- **TASK OBJECTIVE**:
Quote all lines below exactly. Images stay out.

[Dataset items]
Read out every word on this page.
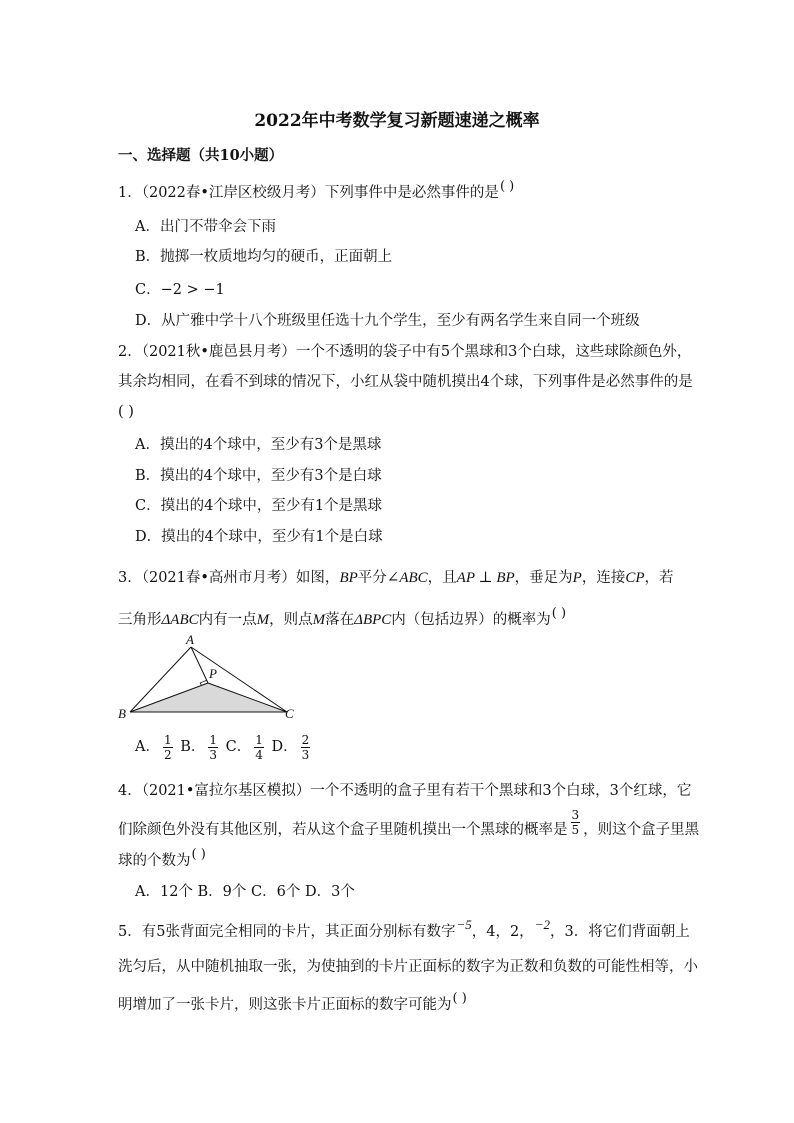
2022年中考数学复习新题速递之概率
一、选择题（共10小题）
1．（2022春•江岸区校级月考）下列事件中是必然事件的是( )
A．出门不带伞会下雨
B．抛掷一枚质地均匀的硬币，正面朝上
C．−2 > −1
D．从广雅中学十八个班级里任选十九个学生，至少有两名学生来自同一个班级
2．（2021秋•鹿邑县月考）一个不透明的袋子中有5个黑球和3个白球，这些球除颜色外，
其余均相同，在看不到球的情况下，小红从袋中随机摸出4个球，下列事件是必然事件的是
( )
A．摸出的4个球中，至少有3个是黑球
B．摸出的4个球中，至少有3个是白球
C．摸出的4个球中，至少有1个是黑球
D．摸出的4个球中，至少有1个是白球
3．（2021春•高州市月考）如图，BP平分∠ABC，且AP ⊥ BP，垂足为P，连接CP，若
三角形ΔABC内有一点M，则点M落在ΔBPC内（包括边界）的概率为( )
A
B	C
P
A． $\frac{1}{2}$ B． $\frac{1}{3}$ C． $\frac{1}{4}$ D． $\frac{2}{3}$
4．（2021•富拉尔基区模拟）一个不透明的盒子里有若干个黑球和3个白球，3个红球，它
们除颜色外没有其他区别，若从这个盒子里随机摸出一个黑球的概率是 $\frac{3}{5}$ ，则这个盒子里黑
球的个数为( )
A．12个 B．9个 C．6个 D．3个
5．有5张背面完全相同的卡片，其正面分别标有数字−5，4，2，−2，3．将它们背面朝上
洗匀后，从中随机抽取一张，为使抽到的卡片正面标的数字为正数和负数的可能性相等，小
明增加了一张卡片，则这张卡片正面标的数字可能为( )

- **CORRECT RESPONSE**:
Read out every word on this page.
2022年中考数学复习新题速递之概率
一、选择题（共10小题）
1．（2022春•江岸区校级月考）下列事件中是必然事件的是( )
A．出门不带伞会下雨
B．抛掷一枚质地均匀的硬币，正面朝上
C．−2 > −1
D．从广雅中学十八个班级里任选十九个学生，至少有两名学生来自同一个班级
2．（2021秋•鹿邑县月考）一个不透明的袋子中有5个黑球和3个白球，这些球除颜色外，
其余均相同，在看不到球的情况下，小红从袋中随机摸出4个球，下列事件是必然事件的是
( )
A．摸出的4个球中，至少有3个是黑球
B．摸出的4个球中，至少有3个是白球
C．摸出的4个球中，至少有1个是黑球
D．摸出的4个球中，至少有1个是白球
3．（2021春•高州市月考）如图，BP平分∠ABC，且AP ⊥ BP，垂足为P，连接CP，若
三角形ΔABC内有一点M，则点M落在ΔBPC内（包括边界）的概率为( )
A
B	C
P
A． $\frac{1}{2}$ B． $\frac{1}{3}$ C． $\frac{1}{4}$ D． $\frac{2}{3}$
4．（2021•富拉尔基区模拟）一个不透明的盒子里有若干个黑球和3个白球，3个红球，它
们除颜色外没有其他区别，若从这个盒子里随机摸出一个黑球的概率是 $\frac{3}{5}$ ，则这个盒子里黑
球的个数为( )
A．12个 B．9个 C．6个 D．3个
5．有5张背面完全相同的卡片，其正面分别标有数字−5，4，2，−2，3．将它们背面朝上
洗匀后，从中随机抽取一张，为使抽到的卡片正面标的数字为正数和负数的可能性相等，小
明增加了一张卡片，则这张卡片正面标的数字可能为( )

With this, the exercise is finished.